_Data to use:_
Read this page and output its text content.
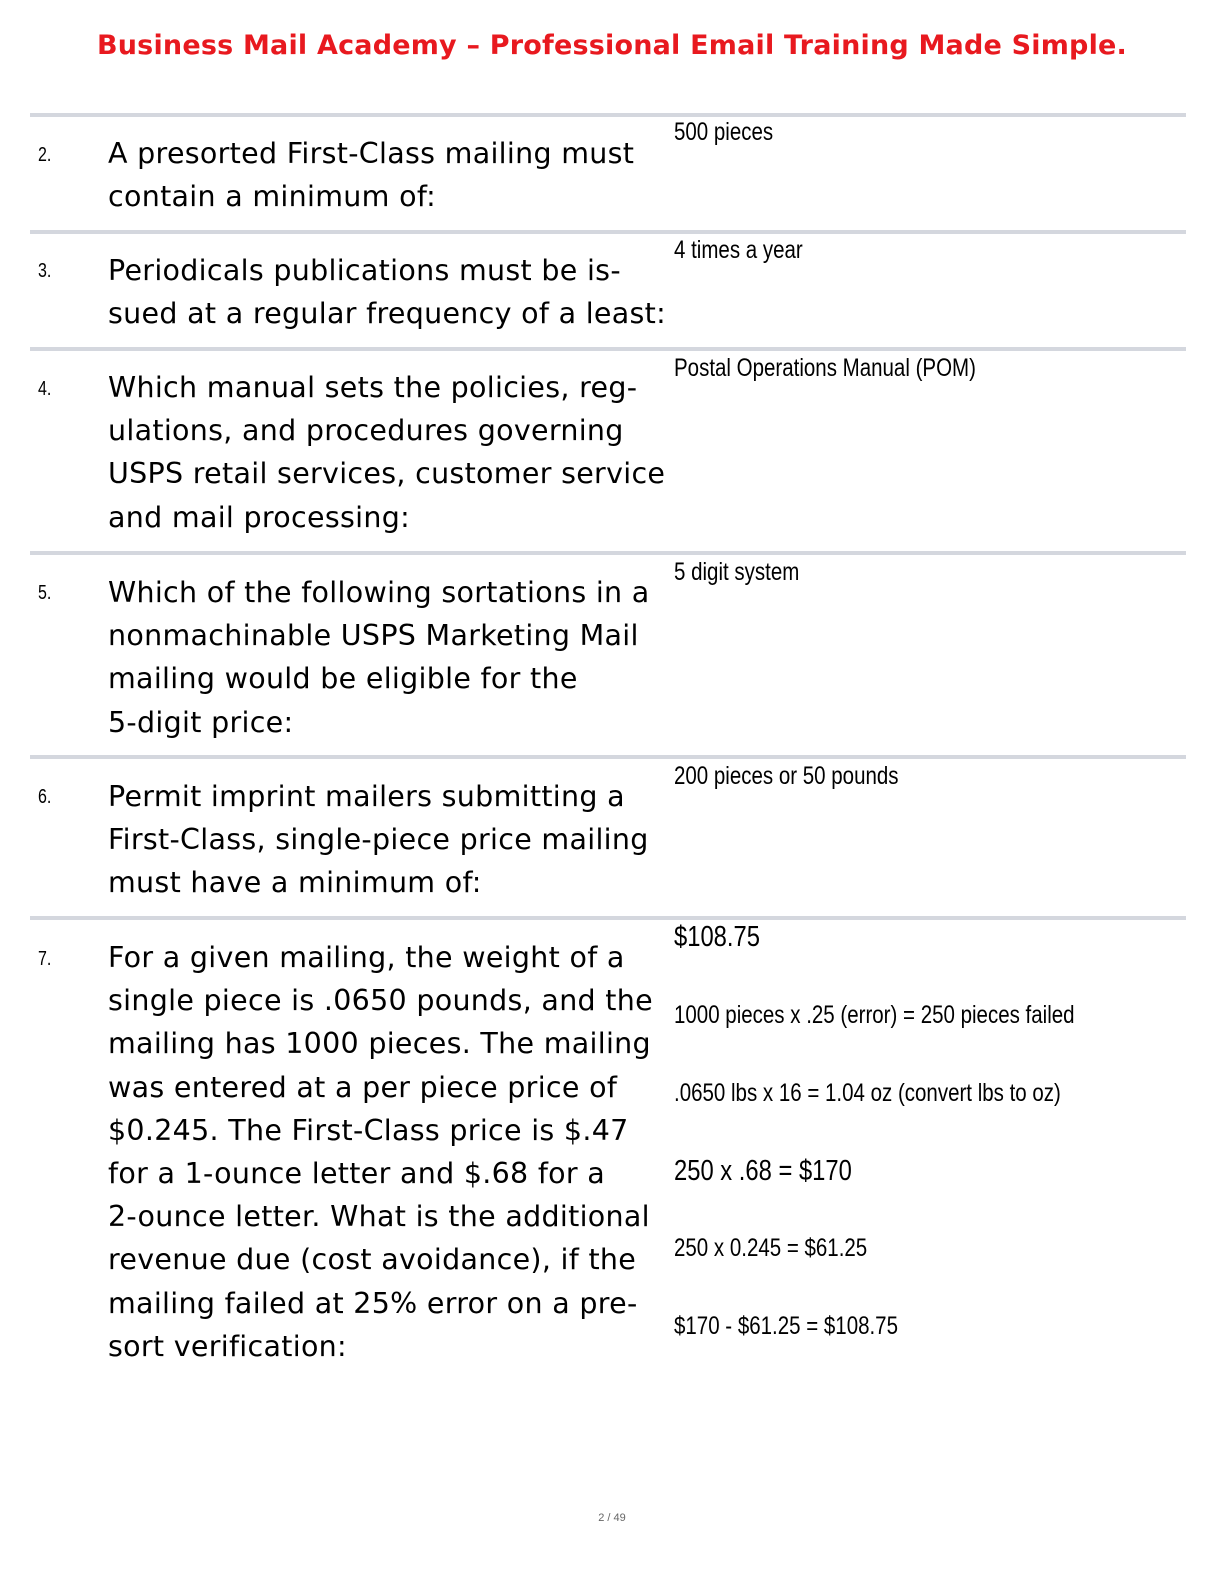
Business Mail Academy – Professional Email Training Made Simple.
2. A presorted First-Class mailing must
contain a minimum of:
500 pieces
3. Periodicals publications must be is-
sued at a regular frequency of a least:
4 times a year
4. Which manual sets the policies, reg-
ulations, and procedures governing
USPS retail services, customer service
and mail processing:
Postal Operations Manual (POM)
5. Which of the following sortations in a
nonmachinable USPS Marketing Mail
mailing would be eligible for the
5-digit price:
5 digit system
6. Permit imprint mailers submitting a
First-Class, single-piece price mailing
must have a minimum of:
200 pieces or 50 pounds
7. For a given mailing, the weight of a
single piece is .0650 pounds, and the
mailing has 1000 pieces. The mailing
was entered at a per piece price of
$0.245. The First-Class price is $.47
for a 1-ounce letter and $.68 for a
2-ounce letter. What is the additional
revenue due (cost avoidance), if the
mailing failed at 25% error on a pre-
sort verification:
$108.75
1000 pieces x .25 (error) = 250 pieces failed
.0650 lbs x 16 = 1.04 oz (convert lbs to oz)
250 x .68 = $170
250 x 0.245 = $61.25
$170 - $61.25 = $108.75
2 / 49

_Objective:_
Return every line above in which the string "single" occurs.

_Result for this task:_
First-Class, single-piece price mailing
single piece is .0650 pounds, and the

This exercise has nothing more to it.